## Start GIVEN INFORMATION
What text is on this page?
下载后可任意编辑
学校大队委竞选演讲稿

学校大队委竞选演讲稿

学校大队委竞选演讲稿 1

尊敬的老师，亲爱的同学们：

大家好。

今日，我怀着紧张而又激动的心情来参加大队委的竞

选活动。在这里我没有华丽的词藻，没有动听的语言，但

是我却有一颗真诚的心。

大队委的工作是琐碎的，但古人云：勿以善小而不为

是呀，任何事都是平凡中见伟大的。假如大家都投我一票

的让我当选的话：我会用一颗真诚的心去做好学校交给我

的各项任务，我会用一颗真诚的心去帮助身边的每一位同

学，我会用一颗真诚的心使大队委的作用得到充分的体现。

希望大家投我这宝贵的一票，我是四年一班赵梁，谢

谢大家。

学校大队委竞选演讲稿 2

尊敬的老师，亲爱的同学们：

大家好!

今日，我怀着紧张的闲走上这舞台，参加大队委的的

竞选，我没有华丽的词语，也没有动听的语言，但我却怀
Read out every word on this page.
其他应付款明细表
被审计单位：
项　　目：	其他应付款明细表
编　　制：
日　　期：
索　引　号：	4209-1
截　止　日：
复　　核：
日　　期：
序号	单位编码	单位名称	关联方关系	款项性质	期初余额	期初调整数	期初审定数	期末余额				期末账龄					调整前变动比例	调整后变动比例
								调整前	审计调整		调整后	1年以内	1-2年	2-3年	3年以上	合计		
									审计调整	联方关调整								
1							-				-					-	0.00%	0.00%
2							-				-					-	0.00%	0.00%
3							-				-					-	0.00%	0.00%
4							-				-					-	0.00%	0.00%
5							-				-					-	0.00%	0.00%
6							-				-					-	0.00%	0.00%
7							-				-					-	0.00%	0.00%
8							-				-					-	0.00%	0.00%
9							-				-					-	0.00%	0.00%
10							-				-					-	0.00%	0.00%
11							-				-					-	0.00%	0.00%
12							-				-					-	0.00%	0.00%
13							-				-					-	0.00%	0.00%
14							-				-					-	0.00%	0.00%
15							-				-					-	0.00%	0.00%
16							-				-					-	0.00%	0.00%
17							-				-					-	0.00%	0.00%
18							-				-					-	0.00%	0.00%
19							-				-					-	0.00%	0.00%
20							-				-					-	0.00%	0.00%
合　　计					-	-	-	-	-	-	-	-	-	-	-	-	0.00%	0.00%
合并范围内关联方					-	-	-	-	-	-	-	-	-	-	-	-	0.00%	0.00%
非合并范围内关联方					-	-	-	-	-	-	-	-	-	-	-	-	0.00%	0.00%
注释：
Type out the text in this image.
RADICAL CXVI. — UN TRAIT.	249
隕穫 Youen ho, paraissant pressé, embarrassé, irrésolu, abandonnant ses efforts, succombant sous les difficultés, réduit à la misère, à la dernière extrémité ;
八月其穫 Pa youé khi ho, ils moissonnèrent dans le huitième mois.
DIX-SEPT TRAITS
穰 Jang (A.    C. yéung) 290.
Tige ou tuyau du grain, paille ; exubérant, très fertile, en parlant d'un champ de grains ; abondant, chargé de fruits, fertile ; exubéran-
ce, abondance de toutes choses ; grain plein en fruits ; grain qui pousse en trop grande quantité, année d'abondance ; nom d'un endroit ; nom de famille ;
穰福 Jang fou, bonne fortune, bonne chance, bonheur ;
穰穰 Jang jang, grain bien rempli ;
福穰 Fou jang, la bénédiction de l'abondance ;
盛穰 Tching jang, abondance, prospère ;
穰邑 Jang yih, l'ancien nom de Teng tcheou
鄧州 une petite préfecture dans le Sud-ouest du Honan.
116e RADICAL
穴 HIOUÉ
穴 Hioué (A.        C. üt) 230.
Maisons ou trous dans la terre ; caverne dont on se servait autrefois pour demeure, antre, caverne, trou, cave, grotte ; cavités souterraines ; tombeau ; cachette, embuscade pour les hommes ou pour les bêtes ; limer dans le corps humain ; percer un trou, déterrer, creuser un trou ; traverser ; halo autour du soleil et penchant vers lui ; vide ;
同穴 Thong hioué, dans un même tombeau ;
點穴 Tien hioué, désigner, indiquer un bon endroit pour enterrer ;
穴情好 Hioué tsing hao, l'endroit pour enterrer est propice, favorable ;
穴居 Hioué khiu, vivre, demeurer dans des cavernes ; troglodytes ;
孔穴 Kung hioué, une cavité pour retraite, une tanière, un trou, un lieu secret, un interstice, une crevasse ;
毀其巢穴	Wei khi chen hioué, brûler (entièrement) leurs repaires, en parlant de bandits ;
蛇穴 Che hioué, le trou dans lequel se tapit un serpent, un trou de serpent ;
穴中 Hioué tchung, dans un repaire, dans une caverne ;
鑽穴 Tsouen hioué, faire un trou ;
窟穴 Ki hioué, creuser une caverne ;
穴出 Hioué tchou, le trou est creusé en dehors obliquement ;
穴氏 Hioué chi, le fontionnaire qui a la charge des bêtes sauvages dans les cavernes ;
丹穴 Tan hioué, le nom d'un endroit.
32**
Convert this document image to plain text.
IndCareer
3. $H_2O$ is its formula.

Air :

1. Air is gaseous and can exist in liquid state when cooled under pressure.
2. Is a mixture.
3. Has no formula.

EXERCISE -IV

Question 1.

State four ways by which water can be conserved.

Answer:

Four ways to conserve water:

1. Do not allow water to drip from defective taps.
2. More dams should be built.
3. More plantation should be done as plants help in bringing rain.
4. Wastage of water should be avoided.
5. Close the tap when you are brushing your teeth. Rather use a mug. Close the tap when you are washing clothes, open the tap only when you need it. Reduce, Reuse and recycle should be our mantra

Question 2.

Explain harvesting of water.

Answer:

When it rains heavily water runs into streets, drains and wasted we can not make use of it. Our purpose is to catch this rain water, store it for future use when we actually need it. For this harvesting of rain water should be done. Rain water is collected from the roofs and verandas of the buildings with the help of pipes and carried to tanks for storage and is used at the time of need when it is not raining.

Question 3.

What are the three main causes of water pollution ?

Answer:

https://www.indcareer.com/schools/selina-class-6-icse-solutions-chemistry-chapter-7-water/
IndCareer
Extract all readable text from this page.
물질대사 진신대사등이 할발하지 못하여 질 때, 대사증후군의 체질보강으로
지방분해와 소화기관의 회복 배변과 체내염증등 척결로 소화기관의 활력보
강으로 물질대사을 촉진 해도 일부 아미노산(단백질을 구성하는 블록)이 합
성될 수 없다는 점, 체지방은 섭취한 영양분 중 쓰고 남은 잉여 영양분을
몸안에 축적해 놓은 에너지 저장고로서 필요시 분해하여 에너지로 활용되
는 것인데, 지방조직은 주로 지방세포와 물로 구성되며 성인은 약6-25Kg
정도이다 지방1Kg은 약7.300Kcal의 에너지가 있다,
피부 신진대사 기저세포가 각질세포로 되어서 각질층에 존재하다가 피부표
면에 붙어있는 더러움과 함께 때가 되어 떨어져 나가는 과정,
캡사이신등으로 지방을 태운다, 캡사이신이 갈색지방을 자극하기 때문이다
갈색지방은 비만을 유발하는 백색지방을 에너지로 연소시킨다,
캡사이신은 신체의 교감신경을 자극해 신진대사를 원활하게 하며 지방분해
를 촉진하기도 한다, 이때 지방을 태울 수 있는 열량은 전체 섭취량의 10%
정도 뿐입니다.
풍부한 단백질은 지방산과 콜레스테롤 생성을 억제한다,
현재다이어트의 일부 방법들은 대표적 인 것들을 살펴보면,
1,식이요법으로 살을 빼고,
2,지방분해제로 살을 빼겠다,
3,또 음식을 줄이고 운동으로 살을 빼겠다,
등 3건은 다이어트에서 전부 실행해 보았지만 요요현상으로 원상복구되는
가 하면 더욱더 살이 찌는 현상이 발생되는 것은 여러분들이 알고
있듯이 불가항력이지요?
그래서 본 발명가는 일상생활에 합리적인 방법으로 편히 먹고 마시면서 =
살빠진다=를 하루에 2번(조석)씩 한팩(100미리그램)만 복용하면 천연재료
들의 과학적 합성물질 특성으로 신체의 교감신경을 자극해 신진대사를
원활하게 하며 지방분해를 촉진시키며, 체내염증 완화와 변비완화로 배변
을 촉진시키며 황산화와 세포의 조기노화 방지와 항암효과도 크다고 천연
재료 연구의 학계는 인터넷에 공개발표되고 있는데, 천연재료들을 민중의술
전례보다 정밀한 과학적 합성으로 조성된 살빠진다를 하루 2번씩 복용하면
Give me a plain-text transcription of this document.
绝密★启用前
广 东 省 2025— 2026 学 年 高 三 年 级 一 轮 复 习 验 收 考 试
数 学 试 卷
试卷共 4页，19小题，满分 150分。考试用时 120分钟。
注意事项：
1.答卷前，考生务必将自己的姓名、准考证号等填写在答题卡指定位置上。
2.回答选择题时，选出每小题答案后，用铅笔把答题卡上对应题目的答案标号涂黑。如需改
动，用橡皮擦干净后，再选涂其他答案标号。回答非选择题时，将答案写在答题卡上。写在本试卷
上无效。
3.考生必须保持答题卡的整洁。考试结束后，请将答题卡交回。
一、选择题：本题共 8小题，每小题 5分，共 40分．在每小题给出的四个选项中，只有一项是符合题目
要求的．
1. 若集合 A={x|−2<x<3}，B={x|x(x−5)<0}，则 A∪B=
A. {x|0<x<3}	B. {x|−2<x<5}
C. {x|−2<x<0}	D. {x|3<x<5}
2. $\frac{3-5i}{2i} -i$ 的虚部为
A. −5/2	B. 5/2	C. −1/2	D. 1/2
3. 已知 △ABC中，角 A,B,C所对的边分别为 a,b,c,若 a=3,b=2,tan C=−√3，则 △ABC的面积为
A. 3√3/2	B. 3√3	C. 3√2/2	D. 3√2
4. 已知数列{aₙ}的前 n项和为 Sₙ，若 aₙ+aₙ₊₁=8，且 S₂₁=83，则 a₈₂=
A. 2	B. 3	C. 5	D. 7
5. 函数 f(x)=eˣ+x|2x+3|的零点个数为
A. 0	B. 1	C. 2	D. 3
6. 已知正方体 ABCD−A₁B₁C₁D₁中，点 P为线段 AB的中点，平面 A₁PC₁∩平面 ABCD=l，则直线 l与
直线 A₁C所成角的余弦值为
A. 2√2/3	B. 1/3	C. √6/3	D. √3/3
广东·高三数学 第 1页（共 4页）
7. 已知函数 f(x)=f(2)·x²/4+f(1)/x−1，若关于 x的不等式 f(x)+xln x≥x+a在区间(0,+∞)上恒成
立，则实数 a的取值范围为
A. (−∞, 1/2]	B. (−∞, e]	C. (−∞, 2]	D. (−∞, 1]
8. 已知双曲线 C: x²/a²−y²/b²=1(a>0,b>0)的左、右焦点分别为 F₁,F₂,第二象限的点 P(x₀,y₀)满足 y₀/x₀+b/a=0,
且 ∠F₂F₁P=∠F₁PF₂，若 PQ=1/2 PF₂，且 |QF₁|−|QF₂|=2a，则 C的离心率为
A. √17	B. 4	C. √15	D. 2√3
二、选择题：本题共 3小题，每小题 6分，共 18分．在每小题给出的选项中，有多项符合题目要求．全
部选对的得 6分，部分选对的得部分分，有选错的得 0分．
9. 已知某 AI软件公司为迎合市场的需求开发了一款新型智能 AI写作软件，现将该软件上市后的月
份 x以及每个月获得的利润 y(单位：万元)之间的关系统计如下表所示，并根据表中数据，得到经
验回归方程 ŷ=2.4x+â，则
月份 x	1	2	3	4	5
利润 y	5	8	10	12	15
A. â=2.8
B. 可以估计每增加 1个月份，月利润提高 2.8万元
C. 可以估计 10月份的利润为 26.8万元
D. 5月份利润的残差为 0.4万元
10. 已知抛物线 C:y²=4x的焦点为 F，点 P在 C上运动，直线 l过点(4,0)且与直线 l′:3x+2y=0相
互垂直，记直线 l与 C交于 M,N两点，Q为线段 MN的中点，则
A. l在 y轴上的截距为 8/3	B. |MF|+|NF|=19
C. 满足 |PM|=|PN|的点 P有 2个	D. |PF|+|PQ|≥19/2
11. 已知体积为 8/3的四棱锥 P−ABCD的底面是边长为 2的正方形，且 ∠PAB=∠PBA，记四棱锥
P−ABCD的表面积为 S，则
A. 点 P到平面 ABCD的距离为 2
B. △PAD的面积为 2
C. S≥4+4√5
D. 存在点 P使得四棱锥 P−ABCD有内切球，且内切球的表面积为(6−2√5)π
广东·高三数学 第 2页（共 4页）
## End GIVEN INFORMATION
- _WHAT IS EXPECTED_: Search the listing for the word "trou" and return each line that holds it.

- _THE RESULT_:
Maisons ou trous dans la terre ; caverne dont on se servait autrefois pour demeure, antre, caverne, trou, cave, grotte ; cavités souterraines ; tombeau ; cachette, embuscade pour les hommes ou pour les bêtes ; limer dans le corps humain ; percer un trou, déterrer, creuser un trou ; traverser ; halo autour du soleil et penchant vers lui ; vide ;
孔穴 Kung hioué, une cavité pour retraite, une tanière, un trou, un lieu secret, un interstice, une crevasse ;
蛇穴 Che hioué, le trou dans lequel se tapit un serpent, un trou de serpent ;
鑽穴 Tsouen hioué, faire un trou ;
穴出 Hioué tchou, le trou est creusé en dehors obliquement ;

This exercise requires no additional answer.